▶ _AIM_: Tally the lines in the following entries that include the word "Angebot"; state only the total.

***** PROVIDED DATA *****

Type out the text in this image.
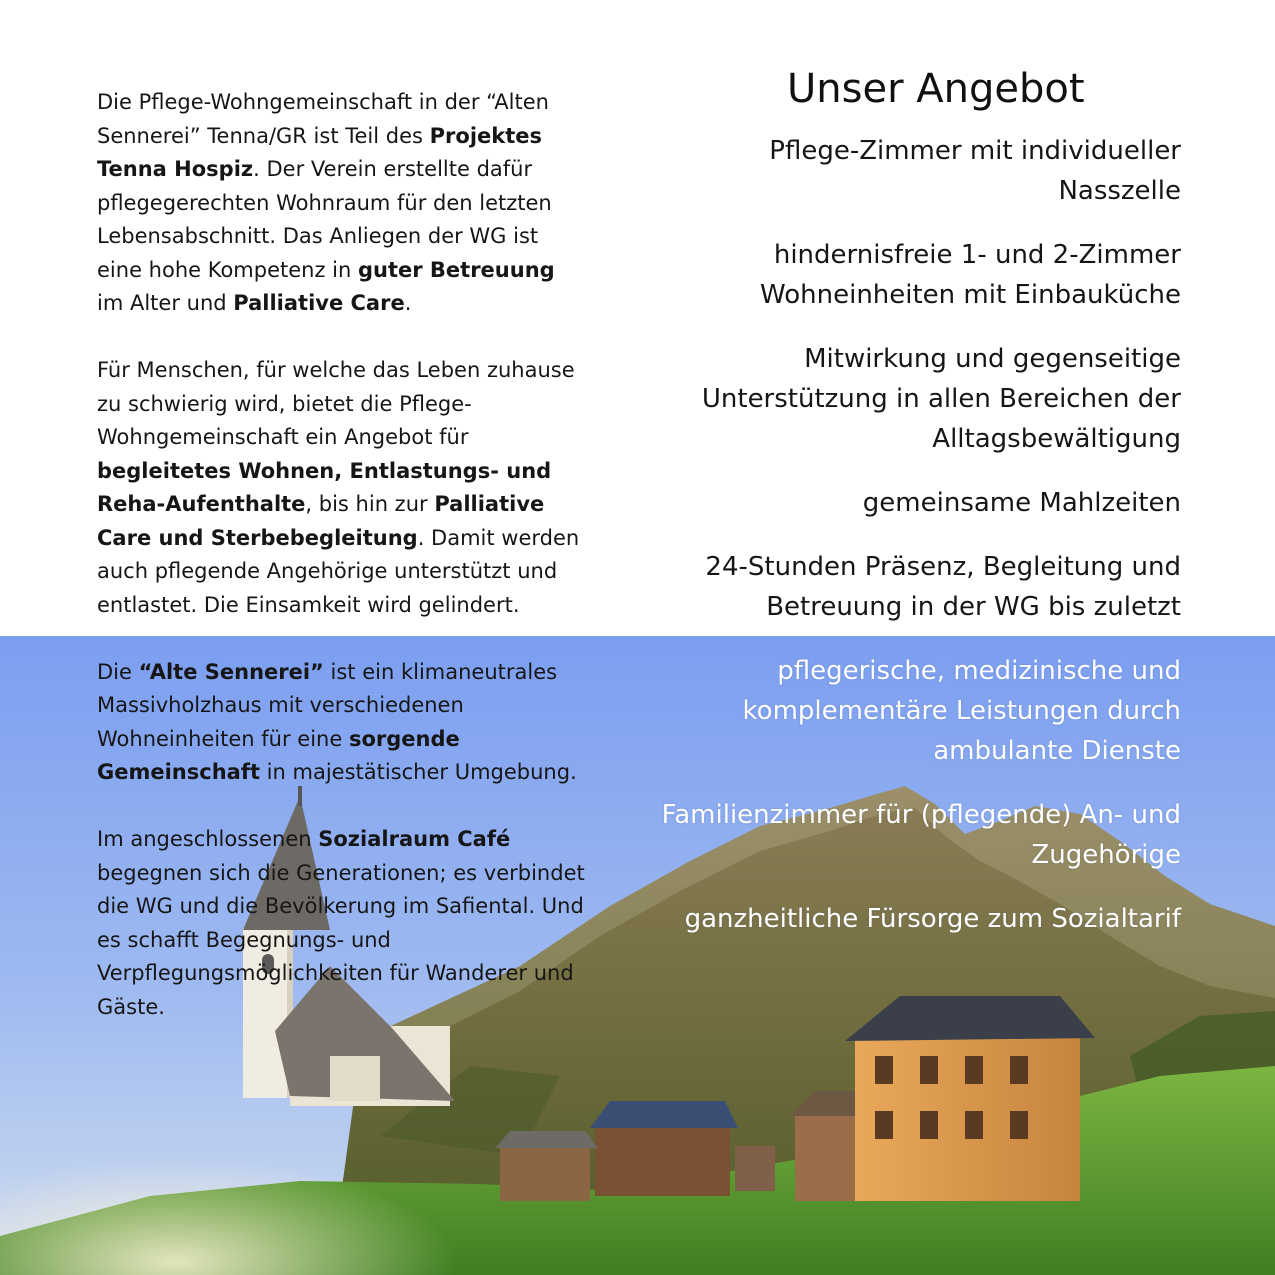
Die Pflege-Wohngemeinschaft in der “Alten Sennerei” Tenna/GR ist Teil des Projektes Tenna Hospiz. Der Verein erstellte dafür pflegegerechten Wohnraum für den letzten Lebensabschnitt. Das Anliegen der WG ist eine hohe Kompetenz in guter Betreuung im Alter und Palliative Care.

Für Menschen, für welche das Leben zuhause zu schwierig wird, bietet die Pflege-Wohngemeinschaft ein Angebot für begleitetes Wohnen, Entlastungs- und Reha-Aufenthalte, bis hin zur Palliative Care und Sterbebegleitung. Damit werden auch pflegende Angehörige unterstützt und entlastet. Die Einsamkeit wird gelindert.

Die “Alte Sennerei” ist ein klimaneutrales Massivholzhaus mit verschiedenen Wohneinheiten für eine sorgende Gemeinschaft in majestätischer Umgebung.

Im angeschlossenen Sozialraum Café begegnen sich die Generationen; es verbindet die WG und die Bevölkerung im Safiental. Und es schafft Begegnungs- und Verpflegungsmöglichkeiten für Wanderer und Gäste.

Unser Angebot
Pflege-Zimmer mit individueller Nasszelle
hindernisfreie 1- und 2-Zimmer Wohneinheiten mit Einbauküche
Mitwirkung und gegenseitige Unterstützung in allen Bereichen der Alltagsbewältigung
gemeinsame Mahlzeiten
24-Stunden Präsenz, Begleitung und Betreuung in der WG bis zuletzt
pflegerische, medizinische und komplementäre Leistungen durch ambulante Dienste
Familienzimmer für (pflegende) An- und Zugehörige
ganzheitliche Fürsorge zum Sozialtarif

*****
***** PROVIDED DATA *****

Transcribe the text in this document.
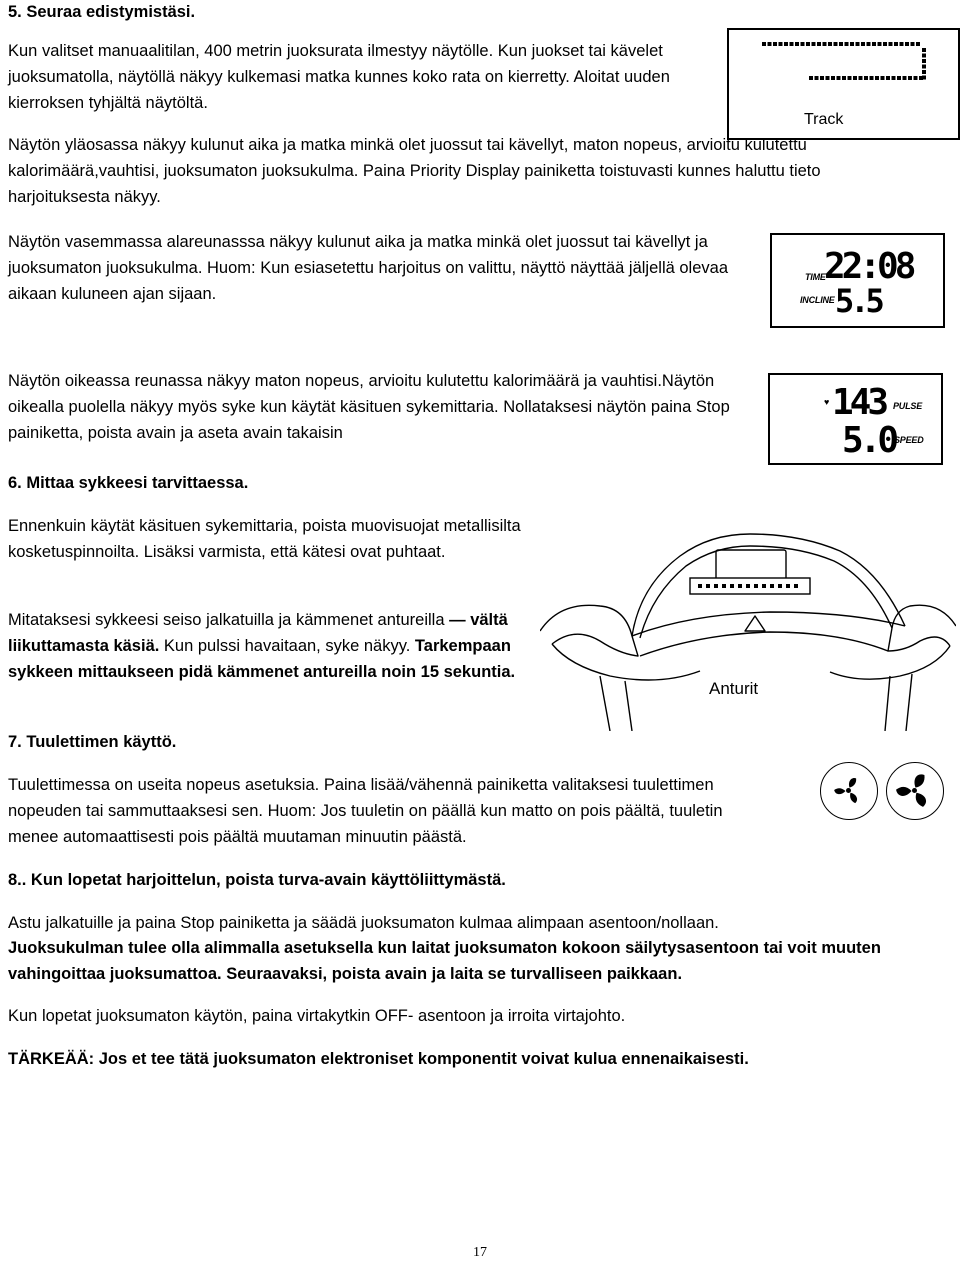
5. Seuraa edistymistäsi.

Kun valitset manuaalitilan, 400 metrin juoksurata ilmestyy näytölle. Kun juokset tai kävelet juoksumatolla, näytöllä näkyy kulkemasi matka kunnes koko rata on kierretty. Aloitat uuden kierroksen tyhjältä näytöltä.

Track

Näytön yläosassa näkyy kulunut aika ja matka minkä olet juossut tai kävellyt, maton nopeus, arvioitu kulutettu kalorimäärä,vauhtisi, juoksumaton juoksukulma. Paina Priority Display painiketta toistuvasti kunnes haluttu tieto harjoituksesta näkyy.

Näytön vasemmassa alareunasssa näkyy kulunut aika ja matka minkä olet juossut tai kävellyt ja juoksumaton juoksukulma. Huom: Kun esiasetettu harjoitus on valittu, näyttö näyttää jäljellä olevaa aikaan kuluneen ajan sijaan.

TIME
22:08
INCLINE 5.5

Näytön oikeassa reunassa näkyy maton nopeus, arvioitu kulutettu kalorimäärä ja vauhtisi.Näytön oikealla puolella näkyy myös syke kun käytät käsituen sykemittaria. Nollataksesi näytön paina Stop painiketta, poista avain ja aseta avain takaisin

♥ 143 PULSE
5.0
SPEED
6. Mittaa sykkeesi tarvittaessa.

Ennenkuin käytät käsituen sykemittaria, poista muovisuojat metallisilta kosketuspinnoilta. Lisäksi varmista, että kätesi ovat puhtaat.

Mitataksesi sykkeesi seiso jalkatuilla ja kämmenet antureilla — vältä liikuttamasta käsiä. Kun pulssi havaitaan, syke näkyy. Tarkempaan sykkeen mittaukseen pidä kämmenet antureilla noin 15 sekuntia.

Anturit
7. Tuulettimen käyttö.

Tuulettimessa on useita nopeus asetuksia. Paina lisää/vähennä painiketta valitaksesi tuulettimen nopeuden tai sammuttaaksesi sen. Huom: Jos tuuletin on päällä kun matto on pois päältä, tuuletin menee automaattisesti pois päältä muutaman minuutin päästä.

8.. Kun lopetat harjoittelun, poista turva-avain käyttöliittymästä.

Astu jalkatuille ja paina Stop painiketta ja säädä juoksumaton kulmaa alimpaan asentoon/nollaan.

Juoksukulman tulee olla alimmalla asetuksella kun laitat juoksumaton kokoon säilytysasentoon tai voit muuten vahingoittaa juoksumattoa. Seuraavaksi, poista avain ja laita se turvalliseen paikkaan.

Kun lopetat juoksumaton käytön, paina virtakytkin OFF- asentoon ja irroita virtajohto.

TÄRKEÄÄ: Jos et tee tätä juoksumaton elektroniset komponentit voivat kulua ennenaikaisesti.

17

*****

▶ _FULL RESPONSE_: 2